Problem statement – Below is a block of records; repeat each one exactly.

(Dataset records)
* Begin *

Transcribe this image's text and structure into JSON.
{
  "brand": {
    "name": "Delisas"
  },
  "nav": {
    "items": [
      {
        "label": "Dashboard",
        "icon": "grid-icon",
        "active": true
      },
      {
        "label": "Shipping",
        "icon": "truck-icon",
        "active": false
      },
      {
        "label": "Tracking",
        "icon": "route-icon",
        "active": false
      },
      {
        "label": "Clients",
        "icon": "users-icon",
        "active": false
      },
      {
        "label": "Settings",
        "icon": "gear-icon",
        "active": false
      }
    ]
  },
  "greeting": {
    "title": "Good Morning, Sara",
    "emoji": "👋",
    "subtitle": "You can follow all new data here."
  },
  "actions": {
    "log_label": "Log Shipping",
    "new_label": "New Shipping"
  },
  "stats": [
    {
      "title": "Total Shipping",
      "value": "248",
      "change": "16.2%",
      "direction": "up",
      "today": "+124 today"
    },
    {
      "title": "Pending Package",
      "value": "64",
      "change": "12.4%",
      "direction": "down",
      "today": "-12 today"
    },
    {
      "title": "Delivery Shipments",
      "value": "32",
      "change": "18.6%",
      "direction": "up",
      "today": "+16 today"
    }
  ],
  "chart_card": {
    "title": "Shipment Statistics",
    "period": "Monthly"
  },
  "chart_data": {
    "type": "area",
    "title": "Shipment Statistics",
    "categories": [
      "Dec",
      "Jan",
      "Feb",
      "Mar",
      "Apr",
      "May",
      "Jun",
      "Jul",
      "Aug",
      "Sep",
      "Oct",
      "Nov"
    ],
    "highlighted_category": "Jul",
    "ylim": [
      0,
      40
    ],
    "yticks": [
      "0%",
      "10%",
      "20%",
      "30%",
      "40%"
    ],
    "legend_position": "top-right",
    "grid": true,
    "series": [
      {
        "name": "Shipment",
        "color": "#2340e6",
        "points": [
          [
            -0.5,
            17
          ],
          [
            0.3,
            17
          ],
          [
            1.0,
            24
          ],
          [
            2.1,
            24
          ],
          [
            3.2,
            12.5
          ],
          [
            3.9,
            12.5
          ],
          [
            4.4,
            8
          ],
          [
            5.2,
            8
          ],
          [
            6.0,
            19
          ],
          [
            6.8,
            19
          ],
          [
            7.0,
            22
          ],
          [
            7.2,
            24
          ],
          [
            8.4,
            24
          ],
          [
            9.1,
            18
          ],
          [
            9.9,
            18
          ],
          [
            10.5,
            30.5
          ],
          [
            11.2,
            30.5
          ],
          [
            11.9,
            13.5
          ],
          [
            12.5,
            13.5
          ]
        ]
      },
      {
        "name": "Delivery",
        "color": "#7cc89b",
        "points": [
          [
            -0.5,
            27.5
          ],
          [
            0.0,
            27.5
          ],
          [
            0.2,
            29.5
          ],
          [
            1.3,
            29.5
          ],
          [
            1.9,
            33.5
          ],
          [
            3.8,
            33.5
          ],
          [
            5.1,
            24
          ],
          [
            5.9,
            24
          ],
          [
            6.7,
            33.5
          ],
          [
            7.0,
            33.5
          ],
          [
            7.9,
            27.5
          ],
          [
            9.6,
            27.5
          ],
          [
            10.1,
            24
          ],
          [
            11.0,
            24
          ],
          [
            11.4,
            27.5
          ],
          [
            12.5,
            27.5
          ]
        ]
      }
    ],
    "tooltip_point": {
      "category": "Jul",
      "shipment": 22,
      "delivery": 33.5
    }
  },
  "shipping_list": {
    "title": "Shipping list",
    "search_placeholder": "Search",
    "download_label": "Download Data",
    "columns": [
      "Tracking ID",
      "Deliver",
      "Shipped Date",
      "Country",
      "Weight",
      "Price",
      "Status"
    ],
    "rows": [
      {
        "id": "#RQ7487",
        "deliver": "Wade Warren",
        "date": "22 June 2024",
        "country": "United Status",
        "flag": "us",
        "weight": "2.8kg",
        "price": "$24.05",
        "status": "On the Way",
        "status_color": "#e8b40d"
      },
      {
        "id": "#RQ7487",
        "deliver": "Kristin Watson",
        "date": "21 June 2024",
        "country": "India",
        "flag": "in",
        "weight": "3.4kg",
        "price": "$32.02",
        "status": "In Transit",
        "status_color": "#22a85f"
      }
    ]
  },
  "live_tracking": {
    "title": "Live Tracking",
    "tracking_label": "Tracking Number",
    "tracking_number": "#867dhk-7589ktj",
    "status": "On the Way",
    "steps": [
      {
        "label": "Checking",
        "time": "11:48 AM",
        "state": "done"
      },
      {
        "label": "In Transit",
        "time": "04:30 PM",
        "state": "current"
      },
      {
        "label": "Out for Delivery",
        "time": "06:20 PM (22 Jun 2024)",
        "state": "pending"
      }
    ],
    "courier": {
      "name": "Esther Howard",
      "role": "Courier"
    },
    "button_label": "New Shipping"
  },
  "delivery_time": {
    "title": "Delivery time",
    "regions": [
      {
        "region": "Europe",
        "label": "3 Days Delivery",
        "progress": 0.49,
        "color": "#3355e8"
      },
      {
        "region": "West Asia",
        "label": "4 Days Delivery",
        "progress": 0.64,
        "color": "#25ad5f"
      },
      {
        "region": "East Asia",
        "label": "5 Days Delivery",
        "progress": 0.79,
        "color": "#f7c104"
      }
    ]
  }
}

* End *

Task solution –
Transcribe this image's text and structure into JSON.
{
  "brand": {
    "name": "Delisas"
  },
  "nav": {
    "items": [
      {
        "label": "Dashboard",
        "icon": "grid-icon",
        "active": true
      },
      {
        "label": "Shipping",
        "icon": "truck-icon",
        "active": false
      },
      {
        "label": "Tracking",
        "icon": "route-icon",
        "active": false
      },
      {
        "label": "Clients",
        "icon": "users-icon",
        "active": false
      },
      {
        "label": "Settings",
        "icon": "gear-icon",
        "active": false
      }
    ]
  },
  "greeting": {
    "title": "Good Morning, Sara",
    "emoji": "👋",
    "subtitle": "You can follow all new data here."
  },
  "actions": {
    "log_label": "Log Shipping",
    "new_label": "New Shipping"
  },
  "stats": [
    {
      "title": "Total Shipping",
      "value": "248",
      "change": "16.2%",
      "direction": "up",
      "today": "+124 today"
    },
    {
      "title": "Pending Package",
      "value": "64",
      "change": "12.4%",
      "direction": "down",
      "today": "-12 today"
    },
    {
      "title": "Delivery Shipments",
      "value": "32",
      "change": "18.6%",
      "direction": "up",
      "today": "+16 today"
    }
  ],
  "chart_card": {
    "title": "Shipment Statistics",
    "period": "Monthly"
  },
  "chart_data": {
    "type": "area",
    "title": "Shipment Statistics",
    "categories": [
      "Dec",
      "Jan",
      "Feb",
      "Mar",
      "Apr",
      "May",
      "Jun",
      "Jul",
      "Aug",
      "Sep",
      "Oct",
      "Nov"
    ],
    "highlighted_category": "Jul",
    "ylim": [
      0,
      40
    ],
    "yticks": [
      "0%",
      "10%",
      "20%",
      "30%",
      "40%"
    ],
    "legend_position": "top-right",
    "grid": true,
    "series": [
      {
        "name": "Shipment",
        "color": "#2340e6",
        "points": [
          [
            -0.5,
            17
          ],
          [
            0.3,
            17
          ],
          [
            1.0,
            24
          ],
          [
            2.1,
            24
          ],
          [
            3.2,
            12.5
          ],
          [
            3.9,
            12.5
          ],
          [
            4.4,
            8
          ],
          [
            5.2,
            8
          ],
          [
            6.0,
            19
          ],
          [
            6.8,
            19
          ],
          [
            7.0,
            22
          ],
          [
            7.2,
            24
          ],
          [
            8.4,
            24
          ],
          [
            9.1,
            18
          ],
          [
            9.9,
            18
          ],
          [
            10.5,
            30.5
          ],
          [
            11.2,
            30.5
          ],
          [
            11.9,
            13.5
          ],
          [
            12.5,
            13.5
          ]
        ]
      },
      {
        "name": "Delivery",
        "color": "#7cc89b",
        "points": [
          [
            -0.5,
            27.5
          ],
          [
            0.0,
            27.5
          ],
          [
            0.2,
            29.5
          ],
          [
            1.3,
            29.5
          ],
          [
            1.9,
            33.5
          ],
          [
            3.8,
            33.5
          ],
          [
            5.1,
            24
          ],
          [
            5.9,
            24
          ],
          [
            6.7,
            33.5
          ],
          [
            7.0,
            33.5
          ],
          [
            7.9,
            27.5
          ],
          [
            9.6,
            27.5
          ],
          [
            10.1,
            24
          ],
          [
            11.0,
            24
          ],
          [
            11.4,
            27.5
          ],
          [
            12.5,
            27.5
          ]
        ]
      }
    ],
    "tooltip_point": {
      "category": "Jul",
      "shipment": 22,
      "delivery": 33.5
    }
  },
  "shipping_list": {
    "title": "Shipping list",
    "search_placeholder": "Search",
    "download_label": "Download Data",
    "columns": [
      "Tracking ID",
      "Deliver",
      "Shipped Date",
      "Country",
      "Weight",
      "Price",
      "Status"
    ],
    "rows": [
      {
        "id": "#RQ7487",
        "deliver": "Wade Warren",
        "date": "22 June 2024",
        "country": "United Status",
        "flag": "us",
        "weight": "2.8kg",
        "price": "$24.05",
        "status": "On the Way",
        "status_color": "#e8b40d"
      },
      {
        "id": "#RQ7487",
        "deliver": "Kristin Watson",
        "date": "21 June 2024",
        "country": "India",
        "flag": "in",
        "weight": "3.4kg",
        "price": "$32.02",
        "status": "In Transit",
        "status_color": "#22a85f"
      }
    ]
  },
  "live_tracking": {
    "title": "Live Tracking",
    "tracking_label": "Tracking Number",
    "tracking_number": "#867dhk-7589ktj",
    "status": "On the Way",
    "steps": [
      {
        "label": "Checking",
        "time": "11:48 AM",
        "state": "done"
      },
      {
        "label": "In Transit",
        "time": "04:30 PM",
        "state": "current"
      },
      {
        "label": "Out for Delivery",
        "time": "06:20 PM (22 Jun 2024)",
        "state": "pending"
      }
    ],
    "courier": {
      "name": "Esther Howard",
      "role": "Courier"
    },
    "button_label": "New Shipping"
  },
  "delivery_time": {
    "title": "Delivery time",
    "regions": [
      {
        "region": "Europe",
        "label": "3 Days Delivery",
        "progress": 0.49,
        "color": "#3355e8"
      },
      {
        "region": "West Asia",
        "label": "4 Days Delivery",
        "progress": 0.64,
        "color": "#25ad5f"
      },
      {
        "region": "East Asia",
        "label": "5 Days Delivery",
        "progress": 0.79,
        "color": "#f7c104"
      }
    ]
  }
}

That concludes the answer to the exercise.